**Exercise instructions:** Send back all the data below, exactly as given.

Dataset excerpt
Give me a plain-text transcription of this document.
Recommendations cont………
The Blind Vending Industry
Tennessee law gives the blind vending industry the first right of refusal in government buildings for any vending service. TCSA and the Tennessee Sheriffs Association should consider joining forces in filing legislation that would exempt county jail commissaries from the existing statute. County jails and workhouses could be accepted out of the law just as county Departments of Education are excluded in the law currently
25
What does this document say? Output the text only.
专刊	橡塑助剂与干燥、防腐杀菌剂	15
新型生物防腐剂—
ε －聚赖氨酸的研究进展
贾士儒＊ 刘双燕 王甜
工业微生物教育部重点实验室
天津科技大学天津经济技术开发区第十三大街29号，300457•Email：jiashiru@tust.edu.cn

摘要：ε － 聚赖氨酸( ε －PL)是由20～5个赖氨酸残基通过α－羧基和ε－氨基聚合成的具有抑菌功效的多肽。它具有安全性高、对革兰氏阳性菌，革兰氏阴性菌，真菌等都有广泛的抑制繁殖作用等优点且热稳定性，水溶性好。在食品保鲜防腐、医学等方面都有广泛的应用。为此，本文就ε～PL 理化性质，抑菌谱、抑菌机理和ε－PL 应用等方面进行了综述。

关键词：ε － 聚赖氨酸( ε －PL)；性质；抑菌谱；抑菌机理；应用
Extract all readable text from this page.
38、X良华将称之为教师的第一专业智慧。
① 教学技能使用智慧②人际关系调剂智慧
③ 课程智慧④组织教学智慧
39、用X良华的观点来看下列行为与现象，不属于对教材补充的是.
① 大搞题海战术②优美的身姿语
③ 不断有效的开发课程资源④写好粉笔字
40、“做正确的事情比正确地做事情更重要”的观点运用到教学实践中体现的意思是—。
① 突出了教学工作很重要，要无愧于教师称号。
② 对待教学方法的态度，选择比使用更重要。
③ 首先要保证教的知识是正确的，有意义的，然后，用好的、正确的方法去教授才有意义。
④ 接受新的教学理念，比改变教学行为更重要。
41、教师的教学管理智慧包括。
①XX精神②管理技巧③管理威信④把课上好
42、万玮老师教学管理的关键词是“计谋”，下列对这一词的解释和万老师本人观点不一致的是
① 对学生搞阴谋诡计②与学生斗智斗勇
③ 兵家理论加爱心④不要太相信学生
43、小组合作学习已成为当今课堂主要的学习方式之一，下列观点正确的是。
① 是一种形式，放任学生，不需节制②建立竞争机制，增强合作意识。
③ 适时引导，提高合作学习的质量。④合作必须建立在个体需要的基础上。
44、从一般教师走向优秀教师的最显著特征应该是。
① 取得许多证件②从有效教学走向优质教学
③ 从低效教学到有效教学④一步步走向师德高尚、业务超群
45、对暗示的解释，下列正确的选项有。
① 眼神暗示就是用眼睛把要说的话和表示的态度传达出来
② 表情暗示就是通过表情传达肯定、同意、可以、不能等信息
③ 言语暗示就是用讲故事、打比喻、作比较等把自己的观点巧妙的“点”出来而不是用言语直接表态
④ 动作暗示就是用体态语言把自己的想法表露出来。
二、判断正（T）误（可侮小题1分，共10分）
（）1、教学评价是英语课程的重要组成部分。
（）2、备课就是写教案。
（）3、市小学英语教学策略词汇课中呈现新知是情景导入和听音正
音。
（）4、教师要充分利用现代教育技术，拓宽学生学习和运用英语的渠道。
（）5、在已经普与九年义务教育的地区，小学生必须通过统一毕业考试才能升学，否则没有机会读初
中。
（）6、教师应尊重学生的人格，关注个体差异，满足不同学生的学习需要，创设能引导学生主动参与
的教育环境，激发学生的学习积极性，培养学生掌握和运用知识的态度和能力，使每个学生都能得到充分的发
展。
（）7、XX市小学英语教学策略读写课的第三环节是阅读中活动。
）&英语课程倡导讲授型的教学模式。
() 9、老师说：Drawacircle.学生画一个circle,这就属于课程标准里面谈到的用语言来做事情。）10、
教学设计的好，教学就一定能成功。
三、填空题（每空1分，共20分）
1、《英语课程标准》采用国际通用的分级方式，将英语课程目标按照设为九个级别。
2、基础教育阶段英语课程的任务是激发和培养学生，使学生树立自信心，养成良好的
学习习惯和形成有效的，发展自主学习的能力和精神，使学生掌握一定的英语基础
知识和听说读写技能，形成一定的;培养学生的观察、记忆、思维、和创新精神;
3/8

**Reply:**
Give me a plain-text transcription of this document.
Recommendations cont………
The Blind Vending Industry
Tennessee law gives the blind vending industry the first right of refusal in government buildings for any vending service. TCSA and the Tennessee Sheriffs Association should consider joining forces in filing legislation that would exempt county jail commissaries from the existing statute. County jails and workhouses could be accepted out of the law just as county Departments of Education are excluded in the law currently
25
What does this document say? Output the text only.
专刊	橡塑助剂与干燥、防腐杀菌剂	15
新型生物防腐剂—
ε －聚赖氨酸的研究进展
贾士儒＊ 刘双燕 王甜
工业微生物教育部重点实验室
天津科技大学天津经济技术开发区第十三大街29号，300457•Email：jiashiru@tust.edu.cn

摘要：ε － 聚赖氨酸( ε －PL)是由20～5个赖氨酸残基通过α－羧基和ε－氨基聚合成的具有抑菌功效的多肽。它具有安全性高、对革兰氏阳性菌，革兰氏阴性菌，真菌等都有广泛的抑制繁殖作用等优点且热稳定性，水溶性好。在食品保鲜防腐、医学等方面都有广泛的应用。为此，本文就ε～PL 理化性质，抑菌谱、抑菌机理和ε－PL 应用等方面进行了综述。

关键词：ε － 聚赖氨酸( ε －PL)；性质；抑菌谱；抑菌机理；应用
Extract all readable text from this page.
38、X良华将称之为教师的第一专业智慧。
① 教学技能使用智慧②人际关系调剂智慧
③ 课程智慧④组织教学智慧
39、用X良华的观点来看下列行为与现象，不属于对教材补充的是.
① 大搞题海战术②优美的身姿语
③ 不断有效的开发课程资源④写好粉笔字
40、“做正确的事情比正确地做事情更重要”的观点运用到教学实践中体现的意思是—。
① 突出了教学工作很重要，要无愧于教师称号。
② 对待教学方法的态度，选择比使用更重要。
③ 首先要保证教的知识是正确的，有意义的，然后，用好的、正确的方法去教授才有意义。
④ 接受新的教学理念，比改变教学行为更重要。
41、教师的教学管理智慧包括。
①XX精神②管理技巧③管理威信④把课上好
42、万玮老师教学管理的关键词是“计谋”，下列对这一词的解释和万老师本人观点不一致的是
① 对学生搞阴谋诡计②与学生斗智斗勇
③ 兵家理论加爱心④不要太相信学生
43、小组合作学习已成为当今课堂主要的学习方式之一，下列观点正确的是。
① 是一种形式，放任学生，不需节制②建立竞争机制，增强合作意识。
③ 适时引导，提高合作学习的质量。④合作必须建立在个体需要的基础上。
44、从一般教师走向优秀教师的最显著特征应该是。
① 取得许多证件②从有效教学走向优质教学
③ 从低效教学到有效教学④一步步走向师德高尚、业务超群
45、对暗示的解释，下列正确的选项有。
① 眼神暗示就是用眼睛把要说的话和表示的态度传达出来
② 表情暗示就是通过表情传达肯定、同意、可以、不能等信息
③ 言语暗示就是用讲故事、打比喻、作比较等把自己的观点巧妙的“点”出来而不是用言语直接表态
④ 动作暗示就是用体态语言把自己的想法表露出来。
二、判断正（T）误（可侮小题1分，共10分）
（）1、教学评价是英语课程的重要组成部分。
（）2、备课就是写教案。
（）3、市小学英语教学策略词汇课中呈现新知是情景导入和听音正
音。
（）4、教师要充分利用现代教育技术，拓宽学生学习和运用英语的渠道。
（）5、在已经普与九年义务教育的地区，小学生必须通过统一毕业考试才能升学，否则没有机会读初
中。
（）6、教师应尊重学生的人格，关注个体差异，满足不同学生的学习需要，创设能引导学生主动参与
的教育环境，激发学生的学习积极性，培养学生掌握和运用知识的态度和能力，使每个学生都能得到充分的发
展。
（）7、XX市小学英语教学策略读写课的第三环节是阅读中活动。
）&英语课程倡导讲授型的教学模式。
() 9、老师说：Drawacircle.学生画一个circle,这就属于课程标准里面谈到的用语言来做事情。）10、
教学设计的好，教学就一定能成功。
三、填空题（每空1分，共20分）
1、《英语课程标准》采用国际通用的分级方式，将英语课程目标按照设为九个级别。
2、基础教育阶段英语课程的任务是激发和培养学生，使学生树立自信心，养成良好的
学习习惯和形成有效的，发展自主学习的能力和精神，使学生掌握一定的英语基础
知识和听说读写技能，形成一定的;培养学生的观察、记忆、思维、和创新精神;
3/8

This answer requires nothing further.